Saved entries:
+---+

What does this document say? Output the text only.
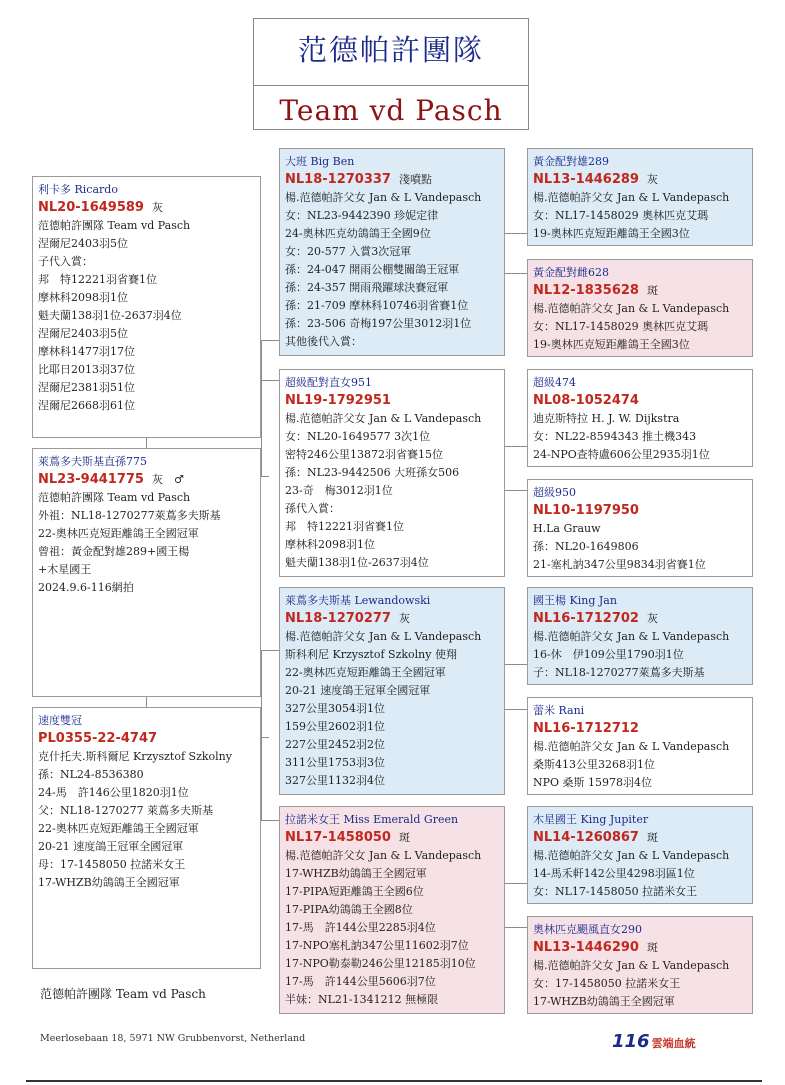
范德帕許團隊
Team vd Pasch
利卡多 Ricardo
NL20-1649589 灰
范德帕許團隊 Team vd Pasch
涅爾尼2403羽5位
子代入賞：
邦　特12221羽省賽1位
摩林科2098羽1位
魁夫蘭138羽1位-2637羽4位
涅爾尼2403羽5位
摩林科1477羽17位
比耶日2013羽37位
涅爾尼2381羽51位
涅爾尼2668羽61位
萊蔦多夫斯基直孫775
NL23-9441775 灰　♂
范德帕許團隊 Team vd Pasch
外祖：NL18-1270277萊蔦多夫斯基
22-奧林匹克短距離鴿王全國冠軍
曾祖：黃金配對雄289+國王楊
+木星國王
2024.9.6-116網拍
速度雙冠
PL0355-22-4747
克什托夫.斯科爾尼 Krzysztof Szkolny
孫：NL24-8536380
24-馬　許146公里1820羽1位
父：NL18-1270277 萊蔦多夫斯基
22-奧林匹克短距離鴿王全國冠軍
20-21 速度鴿王冠軍全國冠軍
母：17-1458050 拉諾米女王
17-WHZB幼鴿鴿王全國冠軍
大班 Big Ben
NL18-1270337 淺噴點
楊.范德帕許父女 Jan & L Vandepasch
女：NL23-9442390 珍妮定律
24-奧林匹克幼鴿鴿王全國9位
女：20-577 入賞3次冠軍
孫：24-047 開雨公棚雙關鴿王冠軍
孫：24-357 開雨飛躍球決賽冠軍
孫：21-709 摩林科10746羽省賽1位
孫：23-506 奇梅197公里3012羽1位
其他後代入賞：
超級配對直女951
NL19-1792951
楊.范德帕許父女 Jan & L Vandepasch
女：NL20-1649577 3次1位
密特246公里13872羽省賽15位
孫：NL23-9442506 大班孫女506
23-奇　梅3012羽1位
孫代入賞：
邦　特12221羽省賽1位
摩林科2098羽1位
魁夫蘭138羽1位-2637羽4位
萊蔦多夫斯基 Lewandowski
NL18-1270277 灰
楊.范德帕許父女 Jan & L Vandepasch
斯科利尼 Krzysztof Szkolny 使翔
22-奧林匹克短距離鴿王全國冠軍
20-21 速度鴿王冠軍全國冠軍
327公里3054羽1位
159公里2602羽1位
227公里2452羽2位
311公里1753羽3位
327公里1132羽4位
拉諾米女王 Miss Emerald Green
NL17-1458050 斑
楊.范德帕許父女 Jan & L Vandepasch
17-WHZB幼鴿鴿王全國冠軍
17-PIPA短距離鴿王全國6位
17-PIPA幼鴿鴿王全國8位
17-馬　許144公里2285羽4位
17-NPO塞札訥347公里11602羽7位
17-NPO勒泰勒246公里12185羽10位
17-馬　許144公里5606羽7位
半妹：NL21-1341212 無極限
黃金配對雄289
NL13-1446289 灰
楊.范德帕許父女 Jan & L Vandepasch
女：NL17-1458029 奧林匹克艾瑪
19-奧林匹克短距離鴿王全國3位
黃金配對雌628
NL12-1835628 斑
楊.范德帕許父女 Jan & L Vandepasch
女：NL17-1458029 奧林匹克艾瑪
19-奧林匹克短距離鴿王全國3位
超級474
NL08-1052474
迪克斯特拉 H. J. W. Dijkstra
女：NL22-8594343 推土機343
24-NPO查特盧606公里2935羽1位
超級950
NL10-1197950
H.La Grauw
孫：NL20-1649806
21-塞札訥347公里9834羽省賽1位
國王楊 King Jan
NL16-1712702 灰
楊.范德帕許父女 Jan & L Vandepasch
16-休　伊109公里1790羽1位
子：NL18-1270277萊蔦多夫斯基
蕾米 Rani
NL16-1712712
楊.范德帕許父女 Jan & L Vandepasch
桑斯413公里3268羽1位
NPO 桑斯 15978羽4位
木星國王 King Jupiter
NL14-1260867 斑
楊.范德帕許父女 Jan & L Vandepasch
14-馬禾軒142公里4298羽區1位
女：NL17-1458050 拉諾米女王
奧林匹克颶風直女290
NL13-1446290 斑
楊.范德帕許父女 Jan & L Vandepasch
女：17-1458050 拉諾米女王
17-WHZB幼鴿鴿王全國冠軍
范德帕許團隊 Team vd Pasch
Meerlosebaan 18, 5971 NW Grubbenvorst, Netherland	116 雲端血統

+---+

■ Problem to work on ■
From the entries above, copy every line where the word "Krzysztof" shows up.

■ Output of the exercise ■
克什托夫.斯科爾尼 Krzysztof Szkolny
斯科利尼 Krzysztof Szkolny 使翔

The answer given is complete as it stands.